**PROBLEM TO SOLVE**
Write the listing below out again exactly, dropping the images.

## BEGIN SOURCE MATERIAL

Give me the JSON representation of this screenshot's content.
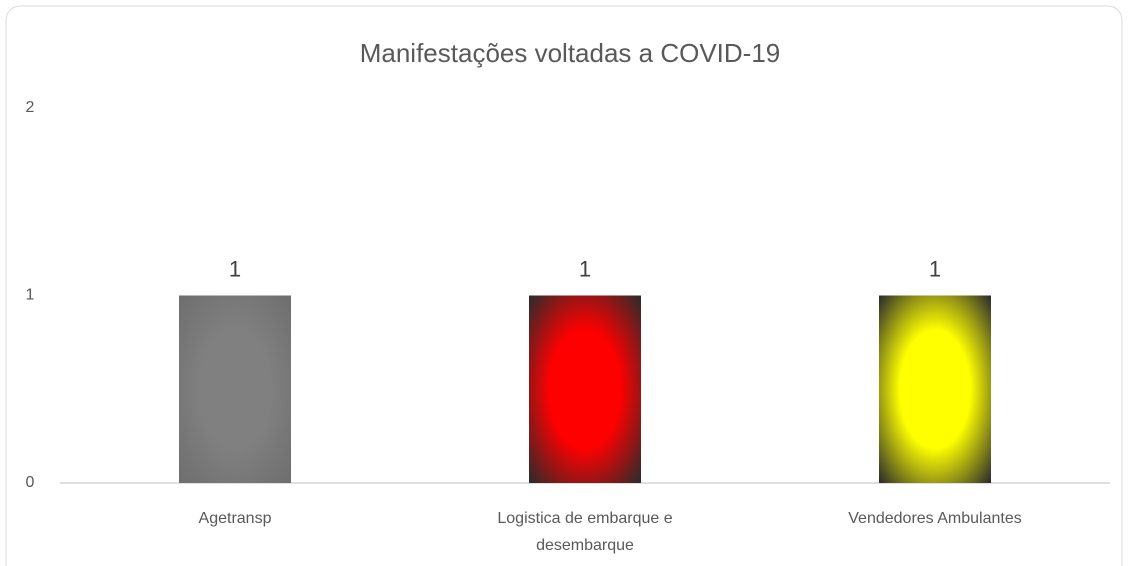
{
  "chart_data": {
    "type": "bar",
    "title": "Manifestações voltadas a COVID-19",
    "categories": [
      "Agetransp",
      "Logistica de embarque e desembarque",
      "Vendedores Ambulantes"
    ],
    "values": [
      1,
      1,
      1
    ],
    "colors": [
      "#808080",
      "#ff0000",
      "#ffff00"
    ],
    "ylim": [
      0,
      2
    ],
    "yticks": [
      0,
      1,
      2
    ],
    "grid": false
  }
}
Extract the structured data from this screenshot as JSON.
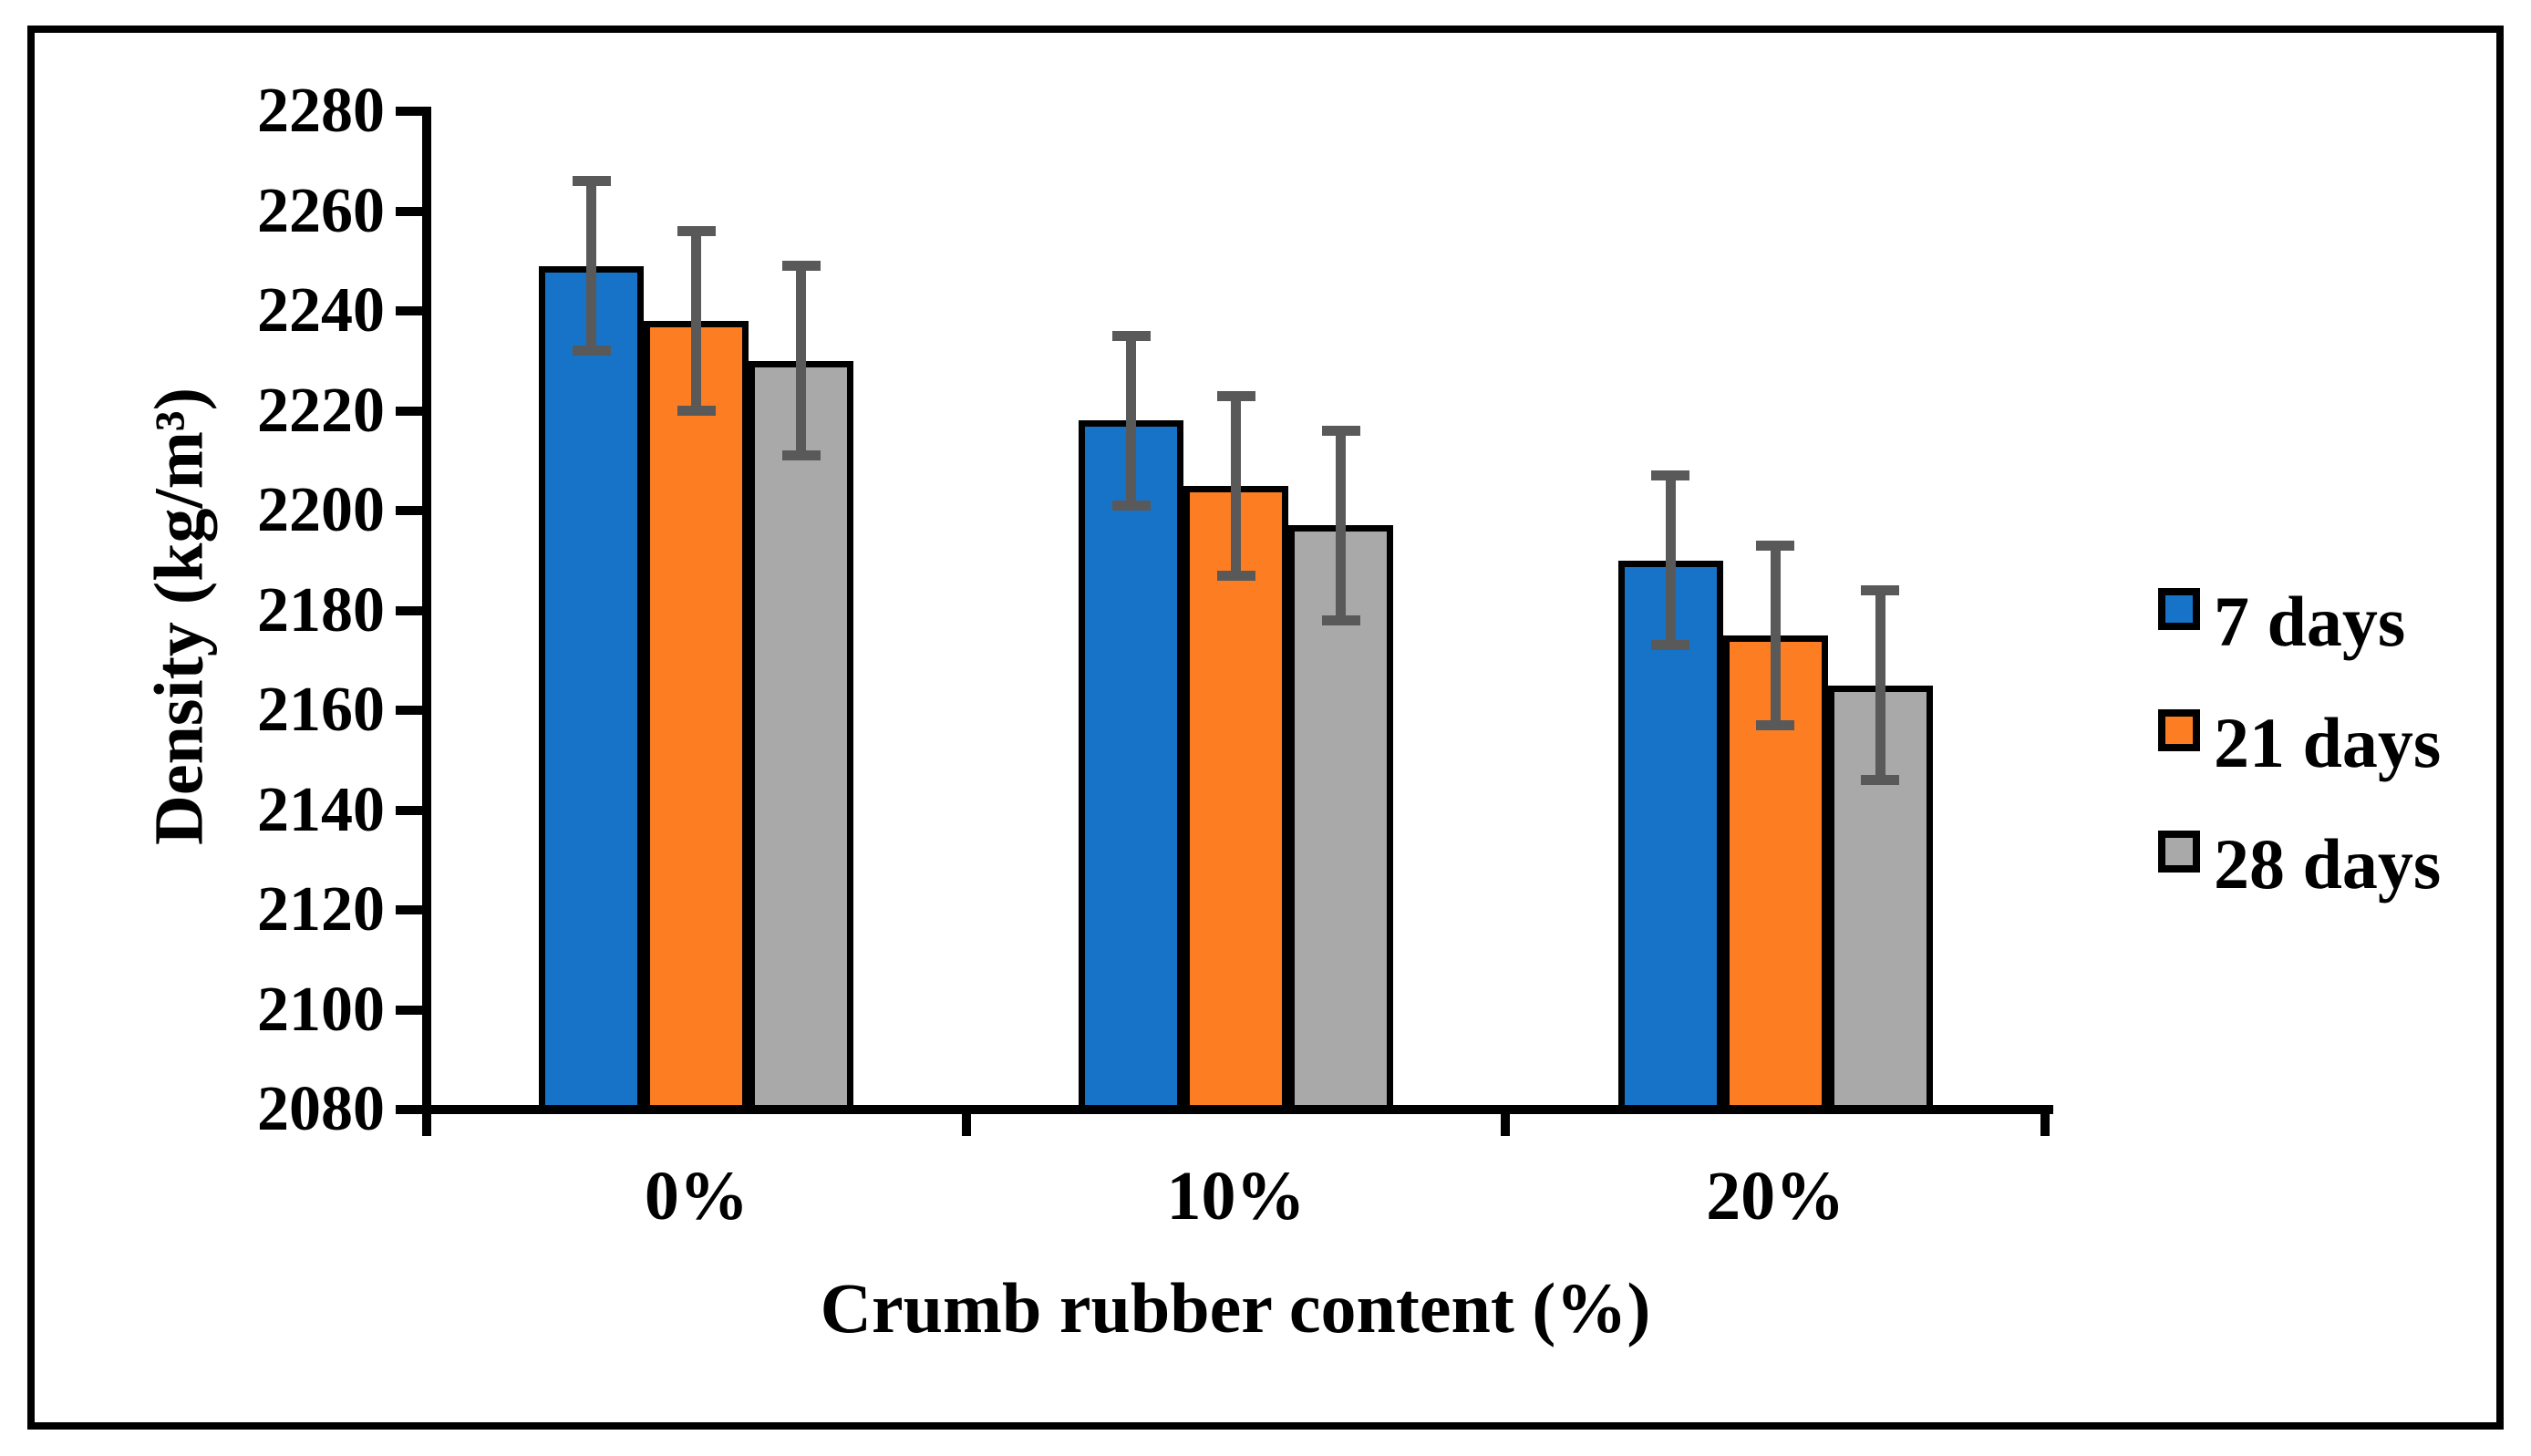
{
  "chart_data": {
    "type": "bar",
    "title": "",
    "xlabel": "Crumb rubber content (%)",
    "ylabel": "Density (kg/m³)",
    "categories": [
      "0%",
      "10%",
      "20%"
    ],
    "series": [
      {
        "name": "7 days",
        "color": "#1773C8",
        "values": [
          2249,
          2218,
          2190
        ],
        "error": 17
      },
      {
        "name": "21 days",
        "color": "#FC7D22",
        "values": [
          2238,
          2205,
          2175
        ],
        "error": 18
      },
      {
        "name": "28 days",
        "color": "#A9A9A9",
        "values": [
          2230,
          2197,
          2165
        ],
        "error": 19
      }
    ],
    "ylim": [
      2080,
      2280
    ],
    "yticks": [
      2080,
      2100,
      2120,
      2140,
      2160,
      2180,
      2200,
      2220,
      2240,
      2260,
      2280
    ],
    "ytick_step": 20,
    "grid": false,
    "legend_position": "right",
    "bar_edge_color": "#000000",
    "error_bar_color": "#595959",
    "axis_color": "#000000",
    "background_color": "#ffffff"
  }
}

## END SOURCE MATERIAL

**RESPONSE FOR THIS EXERCISE**
Give me the JSON representation of this screenshot's content.
{
  "chart_data": {
    "type": "bar",
    "title": "Manifestações voltadas a COVID-19",
    "categories": [
      "Agetransp",
      "Logistica de embarque e desembarque",
      "Vendedores Ambulantes"
    ],
    "values": [
      1,
      1,
      1
    ],
    "colors": [
      "#808080",
      "#ff0000",
      "#ffff00"
    ],
    "ylim": [
      0,
      2
    ],
    "yticks": [
      0,
      1,
      2
    ],
    "grid": false
  }
}
Extract the structured data from this screenshot as JSON.
{
  "chart_data": {
    "type": "bar",
    "title": "",
    "xlabel": "Crumb rubber content (%)",
    "ylabel": "Density (kg/m³)",
    "categories": [
      "0%",
      "10%",
      "20%"
    ],
    "series": [
      {
        "name": "7 days",
        "color": "#1773C8",
        "values": [
          2249,
          2218,
          2190
        ],
        "error": 17
      },
      {
        "name": "21 days",
        "color": "#FC7D22",
        "values": [
          2238,
          2205,
          2175
        ],
        "error": 18
      },
      {
        "name": "28 days",
        "color": "#A9A9A9",
        "values": [
          2230,
          2197,
          2165
        ],
        "error": 19
      }
    ],
    "ylim": [
      2080,
      2280
    ],
    "yticks": [
      2080,
      2100,
      2120,
      2140,
      2160,
      2180,
      2200,
      2220,
      2240,
      2260,
      2280
    ],
    "ytick_step": 20,
    "grid": false,
    "legend_position": "right",
    "bar_edge_color": "#000000",
    "error_bar_color": "#595959",
    "axis_color": "#000000",
    "background_color": "#ffffff"
  }
}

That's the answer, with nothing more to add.